Listing —
▼
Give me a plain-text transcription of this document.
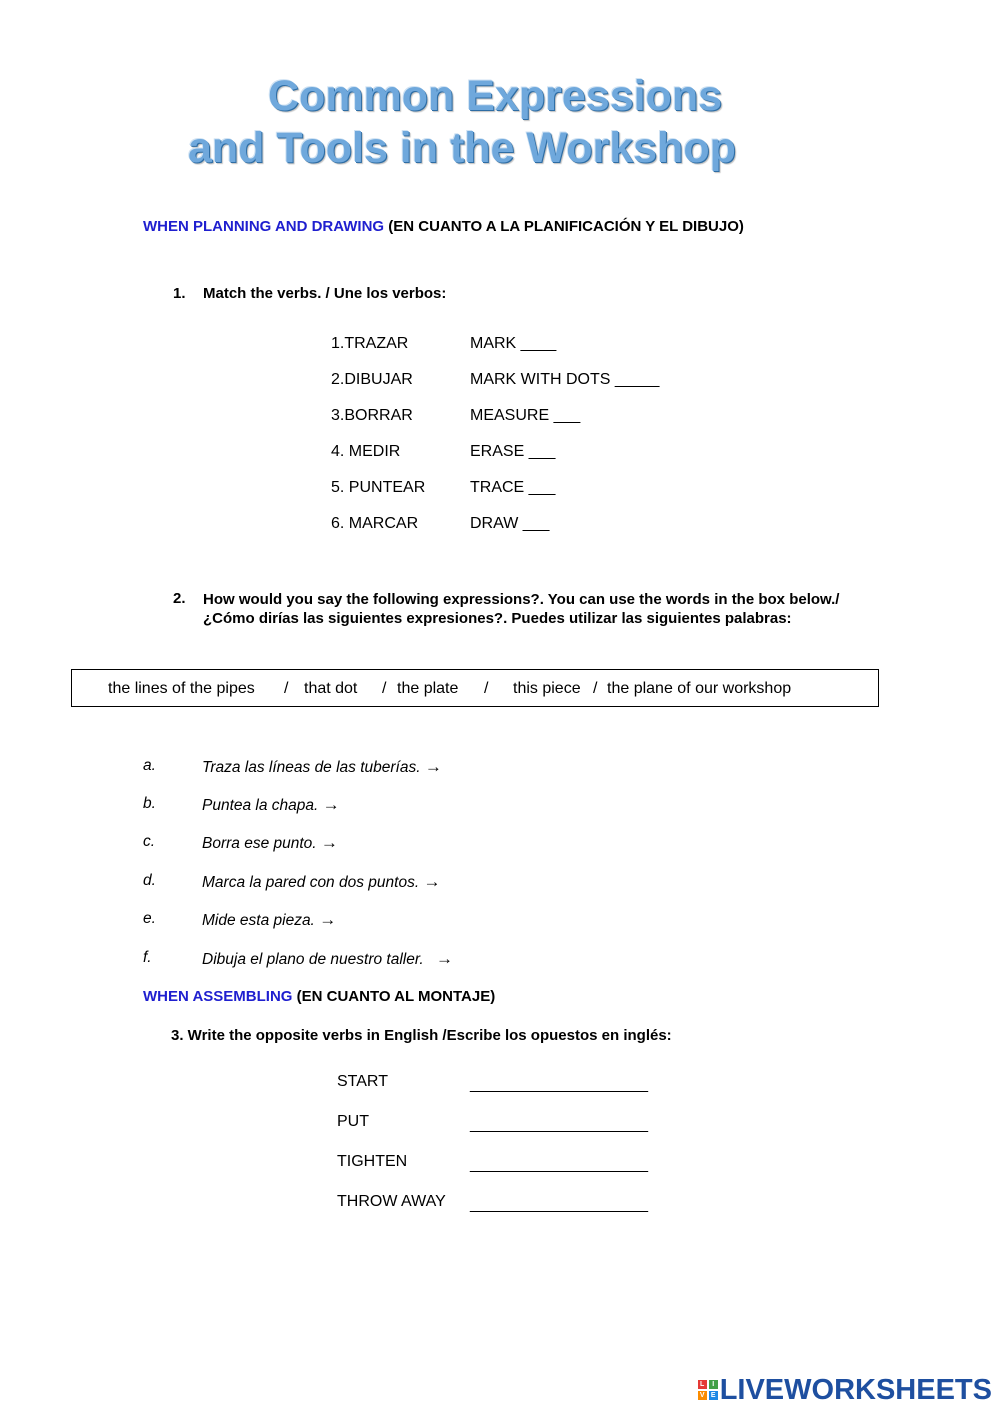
Common Expressions
and Tools in the Workshop
WHEN PLANNING AND DRAWING (EN CUANTO A LA PLANIFICACIÓN Y EL DIBUJO)
1. Match the verbs. / Une los verbos:
1.TRAZAR	MARK ____
2.DIBUJAR	MARK WITH DOTS _____
3.BORRAR	MEASURE ___
4. MEDIR	ERASE ___
5. PUNTEAR	TRACE ___
6. MARCAR	DRAW ___
2. How would you say the following expressions?. You can use the words in the box below./ ¿Cómo dirías las siguientes expresiones?. Puedes utilizar las siguientes palabras:
the lines of the pipes / that dot / the plate / this piece / the plane of our workshop
a.	Traza las líneas de las tuberías. →
b.	Puntea la chapa. →
c.	Borra ese punto. →
d.	Marca la pared con dos puntos. →
e.	Mide esta pieza. →
f.	Dibuja el plano de nuestro taller. →
WHEN ASSEMBLING (EN CUANTO AL MONTAJE)
3. Write the opposite verbs in English /Escribe los opuestos en inglés:
START	____________________
PUT	____________________
TIGHTEN	____________________
THROW AWAY ____________________
L	I
V E LIVEWORKSHEETS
▲
Task prompt — Quote all the records verbatim, dropping any pictures from your copy.

Solved problem —
Give me a plain-text transcription of this document.
Common Expressions
and Tools in the Workshop
WHEN PLANNING AND DRAWING (EN CUANTO A LA PLANIFICACIÓN Y EL DIBUJO)
1. Match the verbs. / Une los verbos:
1.TRAZAR	MARK ____
2.DIBUJAR	MARK WITH DOTS _____
3.BORRAR	MEASURE ___
4. MEDIR	ERASE ___
5. PUNTEAR	TRACE ___
6. MARCAR	DRAW ___
2. How would you say the following expressions?. You can use the words in the box below./ ¿Cómo dirías las siguientes expresiones?. Puedes utilizar las siguientes palabras:
the lines of the pipes / that dot / the plate / this piece / the plane of our workshop
a.	Traza las líneas de las tuberías. →
b.	Puntea la chapa. →
c.	Borra ese punto. →
d.	Marca la pared con dos puntos. →
e.	Mide esta pieza. →
f.	Dibuja el plano de nuestro taller. →
WHEN ASSEMBLING (EN CUANTO AL MONTAJE)
3. Write the opposite verbs in English /Escribe los opuestos en inglés:
START	____________________
PUT	____________________
TIGHTEN	____________________
THROW AWAY ____________________
L	I
V E LIVEWORKSHEETS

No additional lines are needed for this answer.